*抜粋*:
....
なかでも、トロントの「The Plant(ザ・プラント)」は画期的なアグリテクチャープロジェクトとされる。
The Plantとは、1階がレストランやブティック、2階がオフィス、3階から10階がコンドミニアムとなった複合型施設だ。
住宅の各部屋には、広々としたベランダがあり気軽に家庭菜園が始められるだけでなく、室内で植物を育てられる設備が備え付けられている。またコミュニティスペースには、野菜の栽培をするエリアやバーベキューができるダイニングスペース、共同で使えるキッチンもあり、採れたての野菜をその場で楽しめるようになっているのだ(※2)。
The Plantは大都市の中心部にある集合住宅でありながら、農業を間近に体験できることから、都市型アグリフッドとも言えるだろう。
グリーン・シティ開発が進められているカナダでは、The Plant以外にも複数の都市でさまざまな形の都市型農業が行われている。
....
*提供データ*:

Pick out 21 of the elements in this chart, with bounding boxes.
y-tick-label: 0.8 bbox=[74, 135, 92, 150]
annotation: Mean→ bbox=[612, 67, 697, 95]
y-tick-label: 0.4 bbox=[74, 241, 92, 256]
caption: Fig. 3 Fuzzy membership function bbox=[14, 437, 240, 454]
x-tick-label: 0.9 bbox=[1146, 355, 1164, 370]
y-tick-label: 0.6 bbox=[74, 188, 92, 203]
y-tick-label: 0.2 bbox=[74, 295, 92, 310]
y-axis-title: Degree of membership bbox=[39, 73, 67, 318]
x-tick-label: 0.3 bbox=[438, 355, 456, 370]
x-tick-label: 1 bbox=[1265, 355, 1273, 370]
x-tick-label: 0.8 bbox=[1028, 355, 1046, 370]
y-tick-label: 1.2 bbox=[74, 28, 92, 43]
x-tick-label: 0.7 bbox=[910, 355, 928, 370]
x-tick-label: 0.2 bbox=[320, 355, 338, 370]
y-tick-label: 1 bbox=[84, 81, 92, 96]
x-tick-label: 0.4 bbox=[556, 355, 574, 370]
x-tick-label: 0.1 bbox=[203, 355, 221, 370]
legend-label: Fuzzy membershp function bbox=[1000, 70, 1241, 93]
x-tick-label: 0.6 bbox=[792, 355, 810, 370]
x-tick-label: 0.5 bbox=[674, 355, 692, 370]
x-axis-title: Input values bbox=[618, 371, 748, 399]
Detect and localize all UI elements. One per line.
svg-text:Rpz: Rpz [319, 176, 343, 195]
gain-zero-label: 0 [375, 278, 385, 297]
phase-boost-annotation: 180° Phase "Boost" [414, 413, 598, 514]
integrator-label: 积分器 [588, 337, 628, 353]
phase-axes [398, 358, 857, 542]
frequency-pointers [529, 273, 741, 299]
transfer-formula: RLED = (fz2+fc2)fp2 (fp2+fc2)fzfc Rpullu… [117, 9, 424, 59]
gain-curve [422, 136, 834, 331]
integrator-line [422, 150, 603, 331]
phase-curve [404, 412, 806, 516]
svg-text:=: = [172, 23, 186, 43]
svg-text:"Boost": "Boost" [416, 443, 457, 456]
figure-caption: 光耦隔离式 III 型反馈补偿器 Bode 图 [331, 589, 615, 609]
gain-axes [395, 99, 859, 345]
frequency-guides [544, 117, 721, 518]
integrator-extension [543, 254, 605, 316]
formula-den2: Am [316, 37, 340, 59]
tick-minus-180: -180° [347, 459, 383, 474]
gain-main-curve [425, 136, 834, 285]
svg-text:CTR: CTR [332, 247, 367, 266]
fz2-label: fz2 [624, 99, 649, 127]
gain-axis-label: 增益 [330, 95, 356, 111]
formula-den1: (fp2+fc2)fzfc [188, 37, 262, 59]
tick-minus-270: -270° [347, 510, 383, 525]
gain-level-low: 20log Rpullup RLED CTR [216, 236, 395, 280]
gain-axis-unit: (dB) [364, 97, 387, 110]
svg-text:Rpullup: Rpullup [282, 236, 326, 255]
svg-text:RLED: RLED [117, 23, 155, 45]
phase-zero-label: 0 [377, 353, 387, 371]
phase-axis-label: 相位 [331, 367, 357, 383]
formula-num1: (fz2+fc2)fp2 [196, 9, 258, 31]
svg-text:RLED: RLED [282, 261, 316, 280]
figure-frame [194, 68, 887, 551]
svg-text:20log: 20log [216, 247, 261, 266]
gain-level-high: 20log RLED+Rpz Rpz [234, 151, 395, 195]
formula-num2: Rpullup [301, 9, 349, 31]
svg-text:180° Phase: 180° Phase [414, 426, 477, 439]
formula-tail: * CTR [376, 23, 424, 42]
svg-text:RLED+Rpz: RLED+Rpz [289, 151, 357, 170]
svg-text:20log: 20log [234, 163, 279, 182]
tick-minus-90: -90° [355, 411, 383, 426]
....
*指示内容 1*: The Plantに関する文章によれば、The Plantの3階から10階は何として使われていますか。
*指示内容 2*: The Plantに関する文章から、「The Plantとは、1階」から「うになっているのだ(※2)。」までの部分を一字一句違えずに書き写してください。
*指示内容 3*: The Plantに関する文章の最後の文に続く部分を書き足してください。

*解答 1*: コンドミニアムとして使われています。

*解答 2*:
The Plantとは、1階がレストランやブティック、2階がオフィス、3階から10階がコンドミニアムとなった複合型施設だ。
住宅の各部屋には、広々としたベランダがあり気軽に家庭菜園が始められるだけでなく、室内で植物を育てられる設備が備え付けられている。またコミュニティスペースには、野菜の栽培をするエリアやバーベキューができるダイニングスペース、共同で使えるキッチンもあり、採れたての野菜をその場で楽しめるようになっているのだ(※2)。

*解答 3*:
また、フランス・パリでは都市型農業デザイン開発を行うAgripolice(アグロポリス)が手がけた屋上農園が、ホテルや大学につくられている。多くの垂直農法が管理のしやすい屋内で行われているのに対し、Agripolice社は屋外の栽培環境を選び、より環境負荷の低い農業をすることを選んでいるのだ(※3)。
アグリテクチャーの開発が日本でも進めば、私たちも、採れたての野菜を都会にいながら楽しめる日がやってくるのかもしれない。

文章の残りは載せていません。